_Extract provided_:
== == ==

The Social Difficulty of Saving Earth From an Asteroid
mantis2009 writes "When it comes to stopping a cataclysmic Earth vs. asteroid event, social science and international political leaders have more difficult questions yet unanswered than physicists do, according to report delivered at this week's American Geophysical Union meeting. Wired has a discussion of an analysis authored by former astronaut Rusty Schweickart, who worries that the international community is nowhere near ready to begin the complex and inevitably controversial task of deflecting an asteroid on a collision course with Earth. Among the questions to be answered is whether to modify the Partial Test Ban Treaty to allow nuclear weapons in outer space. Another possibility to avoid the destruction of civilization would require the international community to choose an area on the globe where an asteroid might be 'aimed.' Who would decide which nations get placed in the asteroid's crosshairs?"
What's your least favorite country: Italy or France?
If the constant arguing and bickering about what to do about global warming is anything to go by, they never will be ready.
As a teen I read lots of sci-fi, but then I grew up. One of the recurrent themes was the Earth was doomed for some reason so we'd all have to build a fleet of ships and go off and colonise another world. Even as a 13-year-old I was highly skeptical of those stories, not because of the technology or the distances or any of the practical difficulties, but because I knew that politics would never function to the point where a decision could have been reached, let alone acted upon.
If global warming is truly in need of a rapid, urgent and above all united effort to combat (and whether it is or not is your first argument, right there), then quite honestly, we're doomed. Perhaps one reason we've never detected an advanced civilisation out there is because they all go through this stage, or fail to.
"Just look at the US after the 11/9 attacks. The trick is to ensure that you have a leader who can listen to scientific advice and make the right decision based on that"

== == ==

_Element placement data_:

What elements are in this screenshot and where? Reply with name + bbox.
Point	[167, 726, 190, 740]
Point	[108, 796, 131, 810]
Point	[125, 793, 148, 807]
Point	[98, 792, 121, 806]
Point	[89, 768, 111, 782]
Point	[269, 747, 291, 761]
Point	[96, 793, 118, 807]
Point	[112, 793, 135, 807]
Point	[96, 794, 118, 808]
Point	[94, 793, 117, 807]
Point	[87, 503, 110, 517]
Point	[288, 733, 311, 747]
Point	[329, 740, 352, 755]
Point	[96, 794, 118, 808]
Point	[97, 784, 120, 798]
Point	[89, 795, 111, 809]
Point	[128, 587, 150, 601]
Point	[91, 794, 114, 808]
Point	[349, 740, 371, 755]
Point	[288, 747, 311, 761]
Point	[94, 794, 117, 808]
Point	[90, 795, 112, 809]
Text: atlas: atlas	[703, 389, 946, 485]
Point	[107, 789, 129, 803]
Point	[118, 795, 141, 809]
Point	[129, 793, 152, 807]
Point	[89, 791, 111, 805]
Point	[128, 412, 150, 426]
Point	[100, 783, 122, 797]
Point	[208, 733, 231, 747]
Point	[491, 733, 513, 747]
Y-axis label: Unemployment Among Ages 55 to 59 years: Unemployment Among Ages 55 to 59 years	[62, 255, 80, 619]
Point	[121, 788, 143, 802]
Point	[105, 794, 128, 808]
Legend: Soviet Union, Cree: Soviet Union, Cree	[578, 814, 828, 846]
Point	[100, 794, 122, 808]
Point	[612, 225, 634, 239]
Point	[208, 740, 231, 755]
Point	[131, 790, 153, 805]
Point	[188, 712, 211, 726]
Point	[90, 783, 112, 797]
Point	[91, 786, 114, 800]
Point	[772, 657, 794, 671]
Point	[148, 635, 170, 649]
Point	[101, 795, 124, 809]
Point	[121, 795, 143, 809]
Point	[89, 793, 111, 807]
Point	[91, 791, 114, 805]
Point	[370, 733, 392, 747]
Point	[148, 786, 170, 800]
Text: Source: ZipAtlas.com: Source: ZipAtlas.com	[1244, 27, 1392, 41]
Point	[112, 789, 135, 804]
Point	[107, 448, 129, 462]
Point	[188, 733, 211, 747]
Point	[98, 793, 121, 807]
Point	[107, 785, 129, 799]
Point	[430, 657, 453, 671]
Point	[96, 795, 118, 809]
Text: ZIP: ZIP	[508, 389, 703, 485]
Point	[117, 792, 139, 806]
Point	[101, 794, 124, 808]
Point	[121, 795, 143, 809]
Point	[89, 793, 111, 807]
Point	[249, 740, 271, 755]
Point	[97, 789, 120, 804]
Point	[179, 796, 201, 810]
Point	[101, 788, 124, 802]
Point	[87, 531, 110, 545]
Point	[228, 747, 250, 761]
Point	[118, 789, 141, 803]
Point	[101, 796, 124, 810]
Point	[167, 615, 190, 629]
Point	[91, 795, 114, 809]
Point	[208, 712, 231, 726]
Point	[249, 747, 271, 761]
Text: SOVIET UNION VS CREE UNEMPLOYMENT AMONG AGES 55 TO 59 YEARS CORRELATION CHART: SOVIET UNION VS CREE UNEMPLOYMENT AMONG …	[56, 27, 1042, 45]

== == ==

_Jobs_:
1/ From the asteroid discussion, reproduce everything from "If the constant" down to "alone acted upon.".
2/ Answer these questions using the asteroid discussion:
(a) At which meeting was the report delivered?
(b) Which treaty might be modified to allow nuclear weapons in outer space?
(c) At what age does the commenter who read sci-fi say they were already highly skeptical of the stories about leaving a doomed Earth?
3/ According to the asteroid discussion, why was the commenter who read sci-fi as a teen skeptical of stories about building a fleet to colonize another world? Answer in one to three sentences.

_Expected responses_:
1/
If the constant arguing and bickering about what to do about global warming is anything to go by, they never will be ready.
As a teen I read lots of sci-fi, but then I grew up. One of the recurrent themes was the Earth was doomed for some reason so we'd all have to build a fleet of ships and go off and colonise another world. Even as a 13-year-old I was highly skeptical of those stories, not because of the technology or the distances or any of the practical difficulties, but because I knew that politics would never function to the point where a decision could have been reached, let alone acted upon.

2/
(a) This week's American Geophysical Union meeting.
(b) The Partial Test Ban Treaty.
(c) As a 13-year-old.

3/ The commenter's doubts had nothing to do with the technology, the distances or other practical difficulties. The commenter knew that politics would never function well enough for a decision to be reached, let alone acted upon.